→ **SOURCE EXCERPT**:
- - -
# Prefilter for AC110/Eheim 2215



## jamezgt (Feb 17, 2009)

Are there any specific prefilter products for these filters, or should I just buy a sponge and stick them on. Any information would be appreciated!


----------



## matti2uude (Jan 10, 2009)

I use the Ati pre filters on those.


----------



## zfarsh (Apr 7, 2011)

i use the fitlermax prefilters and love them for both the AC110 and the Eheim 2217:

It looks like this, and i got it from John that comes to town once a month:
http://www.americanaquariumproducts.com/PreFilter.html


----------



## matti2uude (Jan 10, 2009)

zfarsh said:


> i use the fitlermax prefilters and love them for both the AC110 and the Eheim 2217:
> 
> It looks like this, and i got it from John that comes to town once a month:
> http://www.americanaquariumproducts.com/PreFilter.html


That's the same ones I use.


----------



## Mlevi (Jan 28, 2012)

I initially stuck the filter sponge from aquaclear for my AC70. Just made a slit in the middle, and trimmed the edges. The only prefilters i saw at BA, were essentially sponge sleeves, and something like $8. The sponge DIY Worked great, so I bought the generic open celled sponge by the checkout counter at BA Scarborough (cheaper than buying the AC ones) for all my filters (3 HOB, and 1 Eheim 2213). They have them in different densities and sizes (size of the pores vary). 

For me, I don't see a mechanical difference between those sponges and the ones that are 'specialized' pre filter sleeves, except for cosmetics and price. I have never used those filtermax types, so I don't know much about them. Maybe they have more uniform suction? Price looks good, and I'd have picked 'em up had I the option.

Just my $0.02 worth


----------
- - -
→ **DATASET CONTENT**:
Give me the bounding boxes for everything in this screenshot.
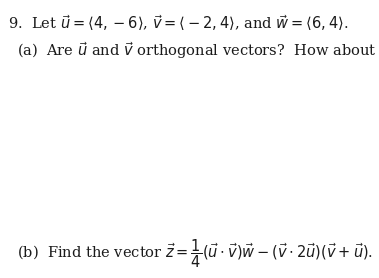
Text: (a)  Are $\vec{u}$ and $\vec{v}$ orthogonal vectors?  How about $\vec{u}$ and $\: (a) Are $\vec{u}$ and $\vec{v}$ orthogon… [17, 40, 379, 61]
Text: (b)  Find the vector $\vec{z} = \dfrac{1}{4}(\vec{u} \cdot \vec{v})\vec{w} - (\v: (b) Find the vector $\vec{z} = \dfrac{1}… [17, 238, 373, 270]
Text: 9.  Let $\vec{u} = \langle 4, -6 \rangle$, $\vec{v} = \langle -2, 4 \rangle$, an: 9. Let $\vec{u} = \langle 4, -6 \rangle$… [8, 13, 348, 33]
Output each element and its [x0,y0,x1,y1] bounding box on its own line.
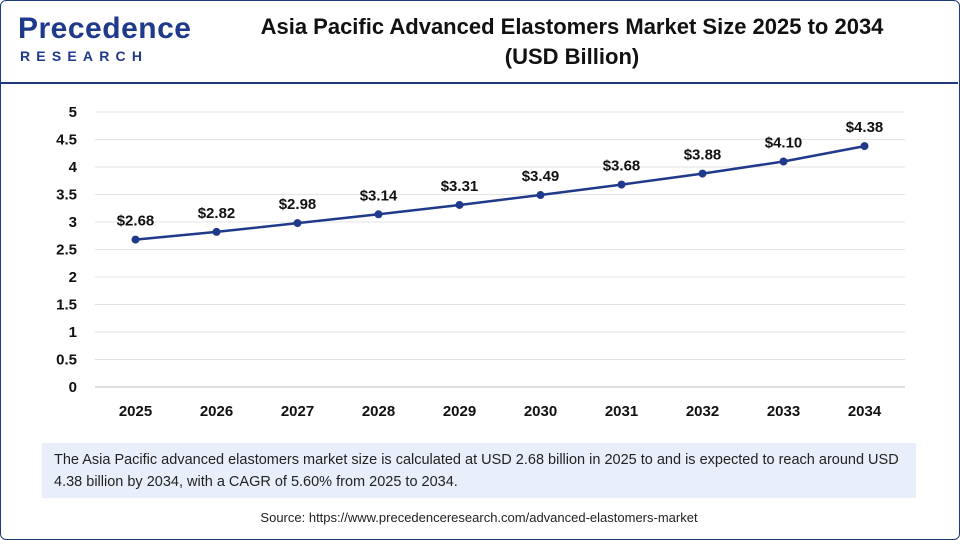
chart-title-line-1: Asia Pacific Advanced Elastomers Market … [260,14,884,39]
series-line [135,144,865,241]
chart-title: Asia Pacific Advanced Elastomers Market … [200,12,944,72]
line-chart: 0 0.5 1 1.5 2 2.5 3 3.5 4 4.5 5 2025 2026 2027 2028 202… [56,104,905,420]
x-tick-label: 2030 [524,403,557,420]
data-label: $2.82 [198,205,236,222]
data-label: $4.38 [846,119,884,136]
data-point [536,191,545,200]
y-tick-label: 4.5 [56,132,77,149]
data-point [698,169,707,178]
x-tick-label: 2025 [119,403,152,420]
data-point [212,227,221,236]
chart-title-line-2: (USD Billion) [504,44,640,69]
data-label: $2.68 [117,213,155,230]
y-tick-label: 1.5 [56,297,77,314]
data-point [374,210,383,219]
precedence-research-logo: Precedence RESEARCH [18,12,191,72]
logo-subtitle: RESEARCH [20,48,149,64]
x-tick-label: 2033 [767,403,800,420]
logo-wordmark: Precedence [18,12,192,45]
source-citation: Source: https://www.precedenceresearch.c… [260,510,698,525]
x-tick-label: 2031 [605,403,638,420]
y-tick-label: 5 [69,104,77,121]
data-point [455,200,464,209]
data-label: $3.49 [522,168,560,185]
x-tick-label: 2032 [686,403,719,420]
data-label: $3.68 [603,158,641,175]
data-point [860,142,869,151]
x-tick-label: 2029 [443,403,476,420]
data-point [293,219,302,228]
data-label: $4.10 [765,135,803,152]
data-point [617,180,626,189]
y-tick-label: 3.5 [56,187,77,204]
x-tick-label: 2026 [200,403,233,420]
y-tick-label: 0.5 [56,352,77,369]
title-divider [0,82,958,84]
y-tick-label: 2.5 [56,242,77,259]
x-tick-label: 2027 [281,403,314,420]
y-tick-label: 0 [69,379,77,396]
data-label: $2.98 [279,196,317,213]
y-tick-label: 2 [69,269,77,286]
y-tick-label: 4 [69,159,78,176]
data-label: $3.14 [360,187,398,204]
x-tick-label: 2028 [362,403,395,420]
data-label: $3.31 [441,178,479,195]
data-label: $3.88 [684,147,722,164]
data-point [779,157,788,166]
data-point [131,235,140,244]
y-tick-label: 1 [69,324,77,341]
x-tick-label: 2034 [848,403,882,420]
chart-caption: The Asia Pacific advanced elastomers mar… [42,443,916,498]
y-tick-label: 3 [69,214,77,231]
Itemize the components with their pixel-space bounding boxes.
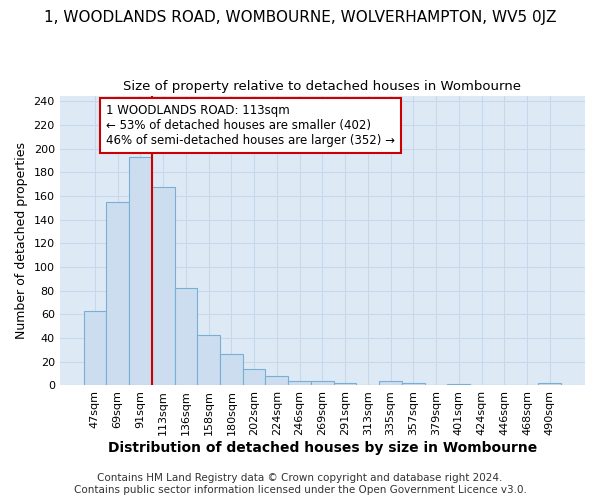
Bar xyxy=(402,383,425,386)
Bar xyxy=(379,380,402,386)
Bar xyxy=(448,384,470,386)
Y-axis label: Number of detached properties: Number of detached properties xyxy=(15,142,28,339)
Text: Contains HM Land Registry data © Crown copyright and database right 2024.
Contai: Contains HM Land Registry data © Crown c… xyxy=(74,474,526,495)
Bar xyxy=(83,311,106,386)
Bar xyxy=(175,288,197,386)
Bar xyxy=(311,380,334,386)
Bar xyxy=(265,376,288,386)
Bar xyxy=(538,383,561,386)
Text: 1, WOODLANDS ROAD, WOMBOURNE, WOLVERHAMPTON, WV5 0JZ: 1, WOODLANDS ROAD, WOMBOURNE, WOLVERHAMP… xyxy=(44,10,556,25)
Bar xyxy=(220,354,243,386)
Bar xyxy=(129,157,152,386)
Bar xyxy=(288,380,311,386)
Text: 1 WOODLANDS ROAD: 113sqm
← 53% of detached houses are smaller (402)
46% of semi-: 1 WOODLANDS ROAD: 113sqm ← 53% of detach… xyxy=(106,104,395,147)
Bar xyxy=(197,334,220,386)
Bar xyxy=(334,383,356,386)
Bar xyxy=(152,186,175,386)
Bar xyxy=(106,202,129,386)
Bar xyxy=(243,369,265,386)
X-axis label: Distribution of detached houses by size in Wombourne: Distribution of detached houses by size … xyxy=(108,441,537,455)
Title: Size of property relative to detached houses in Wombourne: Size of property relative to detached ho… xyxy=(124,80,521,93)
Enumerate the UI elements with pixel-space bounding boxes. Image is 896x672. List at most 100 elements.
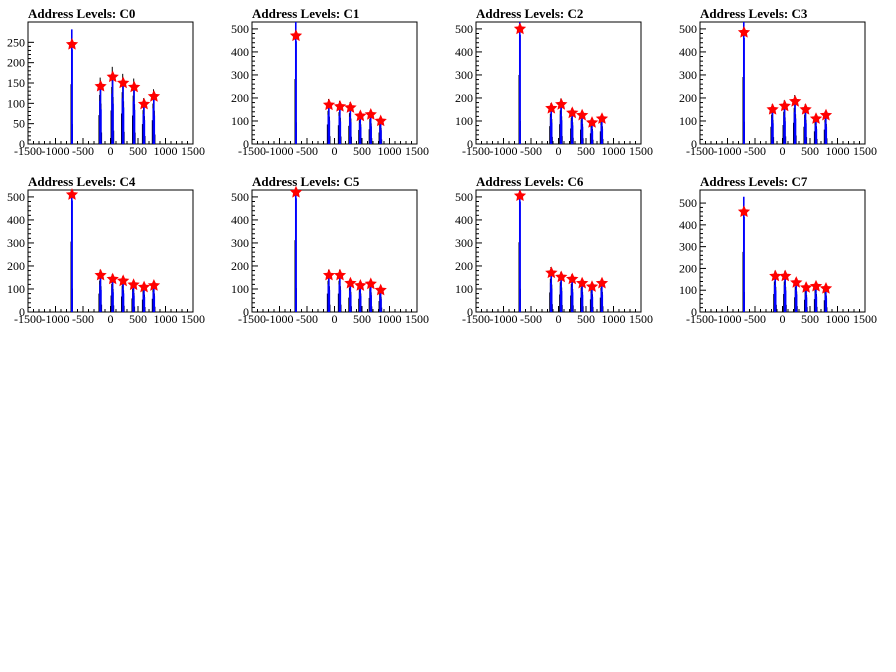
x-tick-label: 500: [353, 312, 371, 326]
chart-panel: Address Levels: C50100200300400500-1500-…: [231, 174, 429, 326]
chart-title: Address Levels: C1: [252, 6, 359, 21]
x-tick-label: -1500: [686, 312, 714, 326]
y-tick-label: 0: [19, 305, 25, 319]
x-tick-label: 1500: [629, 144, 653, 158]
y-tick-label: 100: [455, 114, 473, 128]
y-tick-label: 200: [455, 259, 473, 273]
peak-marker-star: [779, 269, 792, 282]
peak-marker-star: [737, 25, 751, 38]
chart-title: Address Levels: C3: [700, 6, 808, 21]
peak-marker-star: [322, 98, 336, 111]
y-tick-label: 400: [679, 45, 697, 59]
peak-marker-star: [137, 97, 151, 110]
peak-marker-star: [555, 97, 568, 110]
y-tick-label: 400: [231, 45, 249, 59]
x-tick-label: 0: [780, 144, 786, 158]
x-tick-label: -1000: [42, 312, 70, 326]
y-tick-label: 250: [7, 35, 25, 49]
y-tick-label: 400: [455, 45, 473, 59]
x-tick-label: -1000: [266, 312, 294, 326]
x-tick-label: 1500: [629, 312, 653, 326]
peak-marker-star: [769, 269, 782, 282]
x-tick-label: -1000: [266, 144, 294, 158]
x-tick-label: -1000: [714, 312, 742, 326]
x-tick-label: -500: [744, 312, 766, 326]
peak-marker-star: [127, 278, 140, 291]
y-tick-label: 50: [13, 117, 25, 131]
y-tick-label: 400: [679, 218, 697, 232]
x-tick-label: -1000: [714, 144, 742, 158]
peak-marker-star: [344, 101, 357, 113]
y-tick-label: 500: [679, 196, 697, 210]
x-tick-label: 0: [556, 144, 562, 158]
y-tick-label: 100: [455, 282, 473, 296]
y-tick-label: 300: [231, 236, 249, 250]
x-tick-label: 0: [108, 312, 114, 326]
x-tick-label: 1000: [602, 144, 626, 158]
x-tick-label: -1000: [490, 144, 518, 158]
peak-marker-star: [575, 276, 589, 289]
chart-panel: Address Levels: C40100200300400500-1500-…: [7, 174, 205, 326]
peak-marker-star: [799, 103, 812, 115]
peak-marker-star: [737, 205, 751, 217]
peak-marker-star: [94, 268, 107, 281]
x-tick-label: 1000: [826, 144, 850, 158]
peak-marker-star: [344, 276, 357, 289]
y-tick-label: 200: [679, 261, 697, 275]
peak-marker-star: [809, 279, 823, 292]
x-tick-label: 1000: [154, 312, 178, 326]
peak-marker-star: [585, 116, 599, 128]
x-tick-label: -500: [744, 144, 766, 158]
peak-marker-star: [322, 268, 336, 281]
x-tick-label: 1000: [378, 144, 402, 158]
peak-marker-star: [513, 189, 527, 201]
peak-marker-star: [289, 29, 303, 42]
x-tick-label: 0: [108, 144, 114, 158]
y-tick-label: 200: [7, 259, 25, 273]
x-tick-label: -1500: [462, 144, 490, 158]
peak-marker-star: [566, 106, 579, 119]
peak-marker-star: [799, 281, 813, 293]
x-tick-label: 500: [577, 312, 595, 326]
x-tick-label: -500: [296, 144, 318, 158]
chart-title: Address Levels: C7: [700, 174, 808, 189]
x-tick-label: 1500: [181, 312, 205, 326]
y-tick-label: 0: [19, 137, 25, 151]
peak-marker-star: [585, 280, 599, 292]
peak-marker-star: [116, 274, 130, 287]
peak-marker-star: [595, 112, 609, 124]
y-tick-label: 100: [679, 283, 697, 297]
y-tick-label: 500: [231, 22, 249, 36]
x-tick-label: 1500: [405, 312, 429, 326]
chart-panel: Address Levels: C0 0 50 100 150 200 250 -1500 -1…: [7, 6, 205, 158]
y-tick-label: 200: [231, 91, 249, 105]
plot-frame: [699, 189, 866, 313]
peak-marker-star: [545, 101, 558, 114]
y-tick-label: 200: [455, 91, 473, 105]
chart-title: Address Levels: C2: [476, 6, 583, 21]
peak-marker-star: [778, 99, 791, 112]
y-tick-label: 100: [231, 282, 249, 296]
peak-marker-star: [566, 272, 579, 285]
y-tick-label: 200: [231, 259, 249, 273]
peak-marker-star: [513, 22, 527, 35]
y-tick-label: 300: [679, 240, 697, 254]
x-tick-label: 500: [353, 144, 371, 158]
x-tick-label: -500: [72, 312, 94, 326]
y-tick-label: 0: [691, 137, 697, 151]
x-tick-label: -500: [296, 312, 318, 326]
x-tick-label: 1500: [853, 144, 877, 158]
peak-marker-star: [116, 76, 130, 89]
peak-marker-star: [575, 108, 589, 121]
y-tick-label: 300: [455, 68, 473, 82]
y-tick-label: 500: [455, 190, 473, 204]
x-tick-label: 1500: [405, 144, 429, 158]
peak-marker-star: [374, 283, 387, 296]
y-tick-label: 300: [455, 236, 473, 250]
x-tick-label: -1500: [462, 312, 490, 326]
plot-frame: [251, 189, 418, 313]
x-tick-label: 500: [129, 312, 147, 326]
chart-title: Address Levels: C4: [28, 174, 136, 189]
peak-marker-star: [333, 100, 347, 112]
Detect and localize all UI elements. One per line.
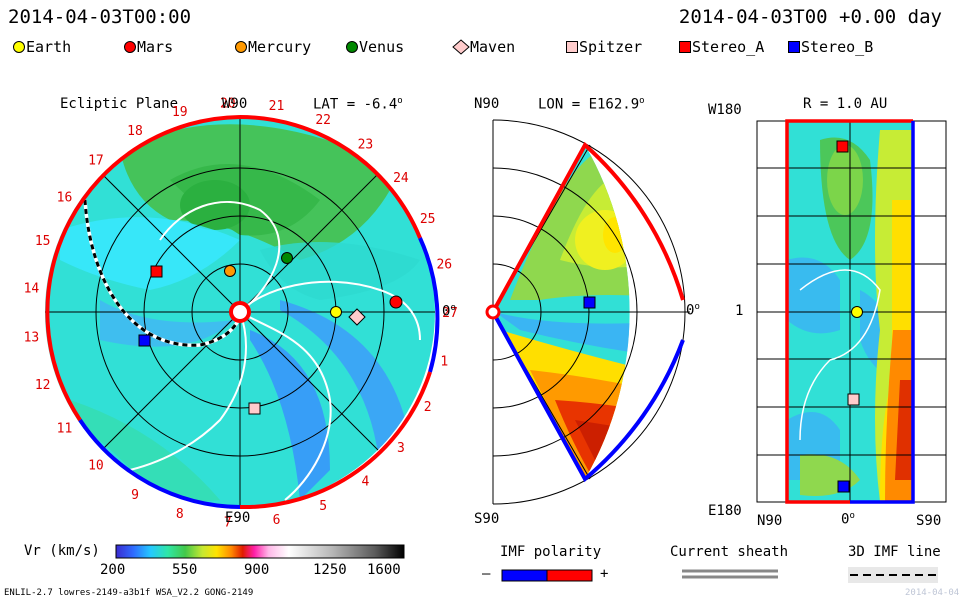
imf-polarity-label: IMF polarity — [500, 544, 602, 560]
meridional-s90: S90 — [474, 511, 500, 527]
header-date-left: 2014-04-03T00:00 — [8, 6, 192, 28]
legend-label: Maven — [470, 38, 516, 56]
imf-polarity-minus: – — [482, 566, 491, 582]
ecliptic-e90: E90 — [225, 510, 251, 526]
sector-label-18: 18 — [127, 124, 143, 139]
sector-label-26: 26 — [436, 258, 452, 273]
ecliptic-zero: 0o — [442, 303, 456, 320]
sector-label-4: 4 — [361, 474, 369, 489]
radial-map-panel — [756, 119, 947, 504]
ecliptic-lat: LAT = -6.4o — [313, 96, 403, 113]
ecliptic-plane-panel — [45, 115, 440, 510]
ecliptic-w90: W90 — [222, 96, 248, 112]
legend-item-stereo_a: Stereo_A — [678, 38, 764, 56]
sector-label-5: 5 — [319, 499, 327, 514]
legend-item-spitzer: Spitzer — [565, 38, 642, 56]
sector-label-14: 14 — [24, 282, 40, 297]
stereo_b-marker-icon — [788, 41, 800, 53]
sector-label-16: 16 — [57, 191, 73, 206]
footer-date: 2014-04-04 — [905, 588, 960, 598]
venus-marker-icon — [346, 41, 358, 53]
radial-w180: W180 — [708, 102, 742, 118]
sector-label-1: 1 — [440, 354, 448, 369]
sector-label-13: 13 — [24, 330, 40, 345]
earth-marker-icon — [13, 41, 25, 53]
maven-marker-icon — [452, 39, 470, 55]
radial-s90: S90 — [916, 513, 942, 529]
legend-label: Stereo_A — [692, 38, 765, 56]
sector-label-11: 11 — [57, 421, 73, 436]
ecliptic-title: Ecliptic Plane — [60, 96, 179, 112]
legend-label: Venus — [359, 38, 405, 56]
sector-label-23: 23 — [358, 138, 374, 153]
velocity-colorbar — [115, 544, 405, 559]
colorbar-tick-1600: 1600 — [367, 562, 401, 578]
legend-item-maven: Maven — [452, 38, 515, 56]
legend-item-venus: Venus — [345, 38, 404, 56]
sector-label-17: 17 — [88, 153, 104, 168]
header-date-right: 2014-04-03T00 +0.00 day — [678, 6, 942, 28]
meridional-zero: 0o — [686, 302, 700, 319]
footer-model-info: ENLIL-2.7 lowres-2149-a3b1f WSA_V2.2 GON… — [4, 588, 254, 598]
sector-label-3: 3 — [397, 441, 405, 456]
sector-label-20: 20 — [220, 96, 236, 111]
sector-label-9: 9 — [131, 488, 139, 503]
legend-label: Stereo_B — [801, 38, 874, 56]
mercury-marker-icon — [235, 41, 247, 53]
current-sheath-label: Current sheath — [670, 544, 789, 560]
sector-label-22: 22 — [315, 113, 331, 128]
legend-item-mars: Mars — [123, 38, 173, 56]
sector-label-19: 19 — [172, 105, 188, 120]
sector-label-6: 6 — [273, 513, 281, 528]
legend-item-earth: Earth — [12, 38, 71, 56]
sector-label-15: 15 — [35, 234, 51, 249]
legend-item-mercury: Mercury — [234, 38, 311, 56]
meridional-n90: N90 — [474, 96, 500, 112]
legend-label: Earth — [26, 38, 72, 56]
legend-label: Mercury — [248, 38, 312, 56]
mars-marker-icon — [124, 41, 136, 53]
sector-label-21: 21 — [269, 99, 285, 114]
sector-label-2: 2 — [424, 400, 432, 415]
colorbar-tick-900: 900 — [244, 562, 270, 578]
imf-polarity-positive — [546, 569, 593, 582]
radial-one: 1 — [735, 303, 744, 319]
sector-label-8: 8 — [176, 507, 184, 522]
imf-line-label: 3D IMF line — [848, 544, 941, 560]
sector-label-24: 24 — [393, 171, 409, 186]
legend-label: Mars — [137, 38, 174, 56]
imf-polarity-plus: + — [600, 566, 609, 582]
colorbar-tick-550: 550 — [172, 562, 198, 578]
spitzer-marker-icon — [566, 41, 578, 53]
object-legend: Earth Mars Mercury Venus Maven Spitzer Stereo_… — [12, 38, 892, 58]
meridional-plane-panel — [485, 119, 690, 505]
sector-label-25: 25 — [420, 212, 436, 227]
sector-label-12: 12 — [35, 378, 51, 393]
sector-label-27: 27 — [442, 306, 458, 321]
sector-label-7: 7 — [224, 516, 232, 531]
radial-n90: N90 — [757, 513, 783, 529]
stereo_a-marker-icon — [679, 41, 691, 53]
radial-zero: 0o — [841, 511, 855, 528]
object-markers — [138, 140, 863, 493]
sector-label-10: 10 — [88, 459, 104, 474]
colorbar-tick-1250: 1250 — [313, 562, 347, 578]
colorbar-tick-200: 200 — [100, 562, 126, 578]
colorbar-label: Vr (km/s) — [24, 543, 100, 559]
radial-e180: E180 — [708, 503, 742, 519]
legend-item-stereo_b: Stereo_B — [787, 38, 873, 56]
radial-title: R = 1.0 AU — [803, 96, 888, 112]
imf-polarity-negative — [501, 569, 548, 582]
meridional-lon: LON = E162.9o — [538, 96, 645, 113]
legend-label: Spitzer — [579, 38, 643, 56]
- - -
Please write out the part of the prefilter thread between "That's the same" and "I the option.", inclusive.

That's the same ones I use.


----------



## Mlevi (Jan 28, 2012)

I initially stuck the filter sponge from aquaclear for my AC70. Just made a slit in the middle, and trimmed the edges. The only prefilters i saw at BA, were essentially sponge sleeves, and something like $8. The sponge DIY Worked great, so I bought the generic open celled sponge by the checkout counter at BA Scarborough (cheaper than buying the AC ones) for all my filters (3 HOB, and 1 Eheim 2213). They have them in different densities and sizes (size of the pores vary). 

For me, I don't see a mechanical difference between those sponges and the ones that are 'specialized' pre filter sleeves, except for cosmetics and price. I have never used those filtermax types, so I don't know much about them. Maybe they have more uniform suction? Price looks good, and I'd have picked 'em up had I the option.